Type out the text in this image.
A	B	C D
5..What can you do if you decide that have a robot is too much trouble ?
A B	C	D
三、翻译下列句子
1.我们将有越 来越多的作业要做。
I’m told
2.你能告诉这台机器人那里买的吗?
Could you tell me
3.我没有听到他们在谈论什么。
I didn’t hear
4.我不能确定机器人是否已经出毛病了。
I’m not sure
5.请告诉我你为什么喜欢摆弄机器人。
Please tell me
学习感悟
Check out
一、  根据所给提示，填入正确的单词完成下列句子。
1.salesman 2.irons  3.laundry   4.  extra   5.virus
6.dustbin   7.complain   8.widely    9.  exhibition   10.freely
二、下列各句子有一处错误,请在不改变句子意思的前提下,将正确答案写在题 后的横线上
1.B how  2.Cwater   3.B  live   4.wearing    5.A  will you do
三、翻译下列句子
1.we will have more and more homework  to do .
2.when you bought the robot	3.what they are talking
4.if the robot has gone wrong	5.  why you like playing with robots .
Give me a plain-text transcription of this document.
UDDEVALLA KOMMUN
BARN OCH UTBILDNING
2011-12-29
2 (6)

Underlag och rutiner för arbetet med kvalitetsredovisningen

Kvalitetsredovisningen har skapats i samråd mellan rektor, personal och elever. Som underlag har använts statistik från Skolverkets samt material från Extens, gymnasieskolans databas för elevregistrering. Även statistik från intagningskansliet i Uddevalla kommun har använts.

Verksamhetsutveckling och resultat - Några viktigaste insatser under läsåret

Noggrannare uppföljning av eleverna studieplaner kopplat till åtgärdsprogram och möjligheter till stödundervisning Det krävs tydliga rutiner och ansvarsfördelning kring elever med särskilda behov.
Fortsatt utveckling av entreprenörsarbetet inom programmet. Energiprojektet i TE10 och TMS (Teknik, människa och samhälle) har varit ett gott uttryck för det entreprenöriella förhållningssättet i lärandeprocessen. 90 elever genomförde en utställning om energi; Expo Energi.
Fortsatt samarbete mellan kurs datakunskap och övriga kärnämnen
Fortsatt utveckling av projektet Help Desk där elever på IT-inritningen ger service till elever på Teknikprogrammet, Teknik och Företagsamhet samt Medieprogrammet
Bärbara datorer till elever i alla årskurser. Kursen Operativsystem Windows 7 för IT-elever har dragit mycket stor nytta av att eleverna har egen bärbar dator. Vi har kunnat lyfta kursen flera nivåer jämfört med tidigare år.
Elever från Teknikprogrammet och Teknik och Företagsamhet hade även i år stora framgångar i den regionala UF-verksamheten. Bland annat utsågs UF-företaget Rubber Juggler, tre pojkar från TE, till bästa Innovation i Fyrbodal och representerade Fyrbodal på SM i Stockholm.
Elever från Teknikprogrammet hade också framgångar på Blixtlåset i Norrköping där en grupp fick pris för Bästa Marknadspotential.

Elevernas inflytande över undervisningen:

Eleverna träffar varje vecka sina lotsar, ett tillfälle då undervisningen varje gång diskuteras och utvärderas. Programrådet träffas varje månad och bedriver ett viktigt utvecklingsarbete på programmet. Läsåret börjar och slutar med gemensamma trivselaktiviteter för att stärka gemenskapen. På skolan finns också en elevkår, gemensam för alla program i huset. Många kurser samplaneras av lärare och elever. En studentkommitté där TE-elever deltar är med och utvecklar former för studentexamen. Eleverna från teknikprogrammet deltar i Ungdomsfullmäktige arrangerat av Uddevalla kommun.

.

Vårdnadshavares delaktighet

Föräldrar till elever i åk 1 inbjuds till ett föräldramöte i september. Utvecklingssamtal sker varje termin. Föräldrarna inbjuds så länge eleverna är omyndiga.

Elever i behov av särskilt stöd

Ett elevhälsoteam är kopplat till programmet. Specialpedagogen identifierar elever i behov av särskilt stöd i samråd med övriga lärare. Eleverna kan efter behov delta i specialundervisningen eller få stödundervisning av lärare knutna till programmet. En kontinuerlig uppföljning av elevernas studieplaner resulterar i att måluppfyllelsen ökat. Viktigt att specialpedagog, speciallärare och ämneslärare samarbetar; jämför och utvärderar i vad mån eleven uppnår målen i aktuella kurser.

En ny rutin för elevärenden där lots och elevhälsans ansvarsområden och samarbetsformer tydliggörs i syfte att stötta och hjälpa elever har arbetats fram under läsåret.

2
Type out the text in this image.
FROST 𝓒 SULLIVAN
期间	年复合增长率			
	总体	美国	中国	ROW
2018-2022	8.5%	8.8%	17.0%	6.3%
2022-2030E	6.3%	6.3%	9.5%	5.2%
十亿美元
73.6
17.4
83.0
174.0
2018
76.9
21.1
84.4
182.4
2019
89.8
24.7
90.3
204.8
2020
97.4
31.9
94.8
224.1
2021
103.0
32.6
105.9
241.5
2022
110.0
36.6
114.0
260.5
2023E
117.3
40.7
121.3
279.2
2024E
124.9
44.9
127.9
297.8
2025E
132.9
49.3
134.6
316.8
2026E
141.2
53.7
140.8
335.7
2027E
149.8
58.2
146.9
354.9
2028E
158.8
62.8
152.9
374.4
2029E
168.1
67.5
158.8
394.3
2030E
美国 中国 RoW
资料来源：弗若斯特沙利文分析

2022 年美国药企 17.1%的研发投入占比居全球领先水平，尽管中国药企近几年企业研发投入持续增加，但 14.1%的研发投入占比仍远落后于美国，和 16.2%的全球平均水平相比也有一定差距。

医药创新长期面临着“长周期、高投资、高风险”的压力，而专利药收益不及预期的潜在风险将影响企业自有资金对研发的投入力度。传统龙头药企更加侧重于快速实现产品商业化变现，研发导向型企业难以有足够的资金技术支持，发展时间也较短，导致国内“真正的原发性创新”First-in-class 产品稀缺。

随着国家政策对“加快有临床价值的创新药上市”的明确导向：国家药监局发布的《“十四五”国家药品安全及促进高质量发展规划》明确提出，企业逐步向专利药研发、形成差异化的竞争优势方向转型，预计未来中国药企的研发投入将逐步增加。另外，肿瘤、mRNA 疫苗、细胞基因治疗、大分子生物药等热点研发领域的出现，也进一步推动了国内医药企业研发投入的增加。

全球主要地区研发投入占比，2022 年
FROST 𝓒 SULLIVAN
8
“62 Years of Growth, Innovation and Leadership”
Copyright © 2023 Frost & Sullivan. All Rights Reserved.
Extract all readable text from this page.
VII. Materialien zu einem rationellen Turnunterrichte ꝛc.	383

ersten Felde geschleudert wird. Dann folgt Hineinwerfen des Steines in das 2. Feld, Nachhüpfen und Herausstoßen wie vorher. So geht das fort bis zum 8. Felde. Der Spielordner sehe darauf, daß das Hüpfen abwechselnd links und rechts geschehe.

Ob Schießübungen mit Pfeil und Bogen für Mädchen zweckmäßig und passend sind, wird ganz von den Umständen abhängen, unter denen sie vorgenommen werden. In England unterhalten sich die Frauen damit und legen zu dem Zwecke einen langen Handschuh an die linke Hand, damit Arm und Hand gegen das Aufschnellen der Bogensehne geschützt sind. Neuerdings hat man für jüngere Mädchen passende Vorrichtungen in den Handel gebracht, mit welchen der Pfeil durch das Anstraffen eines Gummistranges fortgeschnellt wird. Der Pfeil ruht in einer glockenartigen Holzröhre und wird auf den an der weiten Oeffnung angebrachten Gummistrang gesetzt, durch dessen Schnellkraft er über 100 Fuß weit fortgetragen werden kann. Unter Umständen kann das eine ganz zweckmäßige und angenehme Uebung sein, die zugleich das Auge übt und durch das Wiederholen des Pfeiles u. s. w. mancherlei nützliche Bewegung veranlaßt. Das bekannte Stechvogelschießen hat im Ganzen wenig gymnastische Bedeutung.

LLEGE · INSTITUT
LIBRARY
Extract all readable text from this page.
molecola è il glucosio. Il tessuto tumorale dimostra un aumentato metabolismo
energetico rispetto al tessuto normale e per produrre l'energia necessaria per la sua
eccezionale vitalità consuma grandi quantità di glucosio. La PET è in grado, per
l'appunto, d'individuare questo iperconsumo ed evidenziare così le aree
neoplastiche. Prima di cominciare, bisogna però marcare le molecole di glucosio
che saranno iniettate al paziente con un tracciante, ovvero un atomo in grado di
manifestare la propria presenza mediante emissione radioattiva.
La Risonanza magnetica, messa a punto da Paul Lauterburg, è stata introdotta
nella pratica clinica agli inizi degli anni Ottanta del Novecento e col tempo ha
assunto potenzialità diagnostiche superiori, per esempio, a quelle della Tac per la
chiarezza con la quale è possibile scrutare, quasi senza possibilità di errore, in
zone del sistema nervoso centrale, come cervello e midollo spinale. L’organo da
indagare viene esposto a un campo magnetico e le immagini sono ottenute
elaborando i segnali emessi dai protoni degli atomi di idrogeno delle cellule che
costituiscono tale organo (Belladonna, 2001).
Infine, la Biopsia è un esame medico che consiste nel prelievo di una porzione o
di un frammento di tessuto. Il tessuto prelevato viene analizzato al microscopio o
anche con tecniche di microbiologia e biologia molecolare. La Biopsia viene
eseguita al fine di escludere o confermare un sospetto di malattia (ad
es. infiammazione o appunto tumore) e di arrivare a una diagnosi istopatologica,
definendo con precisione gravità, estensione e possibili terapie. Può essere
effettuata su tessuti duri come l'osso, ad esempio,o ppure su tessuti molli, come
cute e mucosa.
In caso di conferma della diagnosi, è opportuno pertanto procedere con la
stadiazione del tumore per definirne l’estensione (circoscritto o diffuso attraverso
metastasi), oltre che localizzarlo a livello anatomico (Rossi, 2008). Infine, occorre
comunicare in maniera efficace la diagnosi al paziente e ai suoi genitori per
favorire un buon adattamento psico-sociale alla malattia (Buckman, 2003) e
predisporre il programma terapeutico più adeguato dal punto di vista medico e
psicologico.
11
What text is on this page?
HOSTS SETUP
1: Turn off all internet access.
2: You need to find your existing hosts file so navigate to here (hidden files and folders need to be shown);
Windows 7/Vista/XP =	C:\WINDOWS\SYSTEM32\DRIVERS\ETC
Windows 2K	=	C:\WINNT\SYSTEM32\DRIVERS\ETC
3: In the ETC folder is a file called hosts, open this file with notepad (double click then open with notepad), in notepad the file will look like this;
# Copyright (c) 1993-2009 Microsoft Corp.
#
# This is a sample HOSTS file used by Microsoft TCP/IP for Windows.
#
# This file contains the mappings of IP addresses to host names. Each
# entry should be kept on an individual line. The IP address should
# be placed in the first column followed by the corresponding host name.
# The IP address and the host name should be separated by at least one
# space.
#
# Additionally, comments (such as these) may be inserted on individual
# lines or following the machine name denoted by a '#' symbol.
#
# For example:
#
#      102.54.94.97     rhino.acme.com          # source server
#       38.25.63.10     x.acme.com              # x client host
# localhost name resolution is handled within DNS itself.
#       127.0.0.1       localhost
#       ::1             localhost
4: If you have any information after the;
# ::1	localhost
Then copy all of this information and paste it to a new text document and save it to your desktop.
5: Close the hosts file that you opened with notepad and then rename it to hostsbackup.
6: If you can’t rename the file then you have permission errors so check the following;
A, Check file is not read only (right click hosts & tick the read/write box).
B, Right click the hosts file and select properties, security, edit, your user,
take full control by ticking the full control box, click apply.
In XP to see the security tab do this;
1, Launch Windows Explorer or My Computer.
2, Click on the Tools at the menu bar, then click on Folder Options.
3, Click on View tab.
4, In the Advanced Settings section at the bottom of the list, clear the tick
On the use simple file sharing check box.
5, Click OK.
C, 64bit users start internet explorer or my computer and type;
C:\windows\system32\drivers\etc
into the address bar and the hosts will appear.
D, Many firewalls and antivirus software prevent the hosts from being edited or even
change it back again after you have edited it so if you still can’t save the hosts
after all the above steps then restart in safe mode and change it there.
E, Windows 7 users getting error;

# # # # #

Task brief:
Copy each line of the preceding material that contains "tumore".

Output for this task:
es. infiammazione o appunto tumore) e di arrivare a una diagnosi istopatologica,
stadiazione del tumore per definirne l’estensione (circoscritto o diffuso attraverso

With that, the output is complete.